Problem description: Please print all of the material below, word for word.

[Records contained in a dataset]
==*==
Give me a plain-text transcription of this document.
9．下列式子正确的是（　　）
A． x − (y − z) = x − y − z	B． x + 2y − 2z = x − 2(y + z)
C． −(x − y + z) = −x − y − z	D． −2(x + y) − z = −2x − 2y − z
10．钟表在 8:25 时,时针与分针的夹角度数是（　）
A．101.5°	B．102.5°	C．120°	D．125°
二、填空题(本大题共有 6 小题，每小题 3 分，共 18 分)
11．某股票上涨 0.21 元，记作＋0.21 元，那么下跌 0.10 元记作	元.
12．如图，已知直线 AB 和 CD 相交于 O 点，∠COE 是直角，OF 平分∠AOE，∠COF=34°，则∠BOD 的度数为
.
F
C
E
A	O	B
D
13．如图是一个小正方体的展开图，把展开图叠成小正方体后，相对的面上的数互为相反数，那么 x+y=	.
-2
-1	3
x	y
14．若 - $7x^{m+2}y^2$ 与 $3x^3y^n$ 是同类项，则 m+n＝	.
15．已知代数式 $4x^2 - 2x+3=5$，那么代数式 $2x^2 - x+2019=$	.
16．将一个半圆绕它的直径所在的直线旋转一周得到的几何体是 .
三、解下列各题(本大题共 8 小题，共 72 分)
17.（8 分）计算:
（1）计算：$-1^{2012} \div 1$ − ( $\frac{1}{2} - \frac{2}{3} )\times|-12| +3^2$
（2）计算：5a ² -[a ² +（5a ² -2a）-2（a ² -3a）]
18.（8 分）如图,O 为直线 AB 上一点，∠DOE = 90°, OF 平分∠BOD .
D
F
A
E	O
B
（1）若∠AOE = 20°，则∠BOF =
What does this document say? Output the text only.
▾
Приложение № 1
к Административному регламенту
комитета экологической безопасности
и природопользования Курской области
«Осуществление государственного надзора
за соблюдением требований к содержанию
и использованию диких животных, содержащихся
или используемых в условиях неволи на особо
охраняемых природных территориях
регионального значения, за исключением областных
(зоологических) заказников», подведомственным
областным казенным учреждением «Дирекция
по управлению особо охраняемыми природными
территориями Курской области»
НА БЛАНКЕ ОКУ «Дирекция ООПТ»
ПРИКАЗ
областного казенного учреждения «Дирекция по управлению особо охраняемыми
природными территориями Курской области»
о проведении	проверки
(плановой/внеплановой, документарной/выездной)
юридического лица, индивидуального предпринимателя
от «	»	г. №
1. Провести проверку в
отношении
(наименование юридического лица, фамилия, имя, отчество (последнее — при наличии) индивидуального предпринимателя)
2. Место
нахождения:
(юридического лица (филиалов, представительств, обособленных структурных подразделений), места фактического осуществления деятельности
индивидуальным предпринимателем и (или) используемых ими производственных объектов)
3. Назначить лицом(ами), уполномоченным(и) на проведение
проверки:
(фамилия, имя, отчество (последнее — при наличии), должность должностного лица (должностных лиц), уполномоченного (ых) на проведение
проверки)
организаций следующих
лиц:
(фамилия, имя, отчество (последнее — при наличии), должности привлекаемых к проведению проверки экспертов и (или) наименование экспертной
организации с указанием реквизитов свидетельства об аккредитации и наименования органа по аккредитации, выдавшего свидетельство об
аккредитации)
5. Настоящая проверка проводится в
==*==
Response to the exercise:
Give me a plain-text transcription of this document.
9．下列式子正确的是（　　）
A． x − (y − z) = x − y − z	B． x + 2y − 2z = x − 2(y + z)
C． −(x − y + z) = −x − y − z	D． −2(x + y) − z = −2x − 2y − z
10．钟表在 8:25 时,时针与分针的夹角度数是（　）
A．101.5°	B．102.5°	C．120°	D．125°
二、填空题(本大题共有 6 小题，每小题 3 分，共 18 分)
11．某股票上涨 0.21 元，记作＋0.21 元，那么下跌 0.10 元记作	元.
12．如图，已知直线 AB 和 CD 相交于 O 点，∠COE 是直角，OF 平分∠AOE，∠COF=34°，则∠BOD 的度数为
.
F
C
E
A	O	B
D
13．如图是一个小正方体的展开图，把展开图叠成小正方体后，相对的面上的数互为相反数，那么 x+y=	.
-2
-1	3
x	y
14．若 - $7x^{m+2}y^2$ 与 $3x^3y^n$ 是同类项，则 m+n＝	.
15．已知代数式 $4x^2 - 2x+3=5$，那么代数式 $2x^2 - x+2019=$	.
16．将一个半圆绕它的直径所在的直线旋转一周得到的几何体是 .
三、解下列各题(本大题共 8 小题，共 72 分)
17.（8 分）计算:
（1）计算：$-1^{2012} \div 1$ − ( $\frac{1}{2} - \frac{2}{3} )\times|-12| +3^2$
（2）计算：5a ² -[a ² +（5a ² -2a）-2（a ² -3a）]
18.（8 分）如图,O 为直线 AB 上一点，∠DOE = 90°, OF 平分∠BOD .
D
F
A
E	O
B
（1）若∠AOE = 20°，则∠BOF =
What does this document say? Output the text only.
▾
Приложение № 1
к Административному регламенту
комитета экологической безопасности
и природопользования Курской области
«Осуществление государственного надзора
за соблюдением требований к содержанию
и использованию диких животных, содержащихся
или используемых в условиях неволи на особо
охраняемых природных территориях
регионального значения, за исключением областных
(зоологических) заказников», подведомственным
областным казенным учреждением «Дирекция
по управлению особо охраняемыми природными
территориями Курской области»
НА БЛАНКЕ ОКУ «Дирекция ООПТ»
ПРИКАЗ
областного казенного учреждения «Дирекция по управлению особо охраняемыми
природными территориями Курской области»
о проведении	проверки
(плановой/внеплановой, документарной/выездной)
юридического лица, индивидуального предпринимателя
от «	»	г. №
1. Провести проверку в
отношении
(наименование юридического лица, фамилия, имя, отчество (последнее — при наличии) индивидуального предпринимателя)
2. Место
нахождения:
(юридического лица (филиалов, представительств, обособленных структурных подразделений), места фактического осуществления деятельности
индивидуальным предпринимателем и (или) используемых ими производственных объектов)
3. Назначить лицом(ами), уполномоченным(и) на проведение
проверки:
(фамилия, имя, отчество (последнее — при наличии), должность должностного лица (должностных лиц), уполномоченного (ых) на проведение
проверки)
организаций следующих
лиц:
(фамилия, имя, отчество (последнее — при наличии), должности привлекаемых к проведению проверки экспертов и (или) наименование экспертной
организации с указанием реквизитов свидетельства об аккредитации и наименования органа по аккредитации, выдавшего свидетельство об
аккредитации)
5. Настоящая проверка проводится в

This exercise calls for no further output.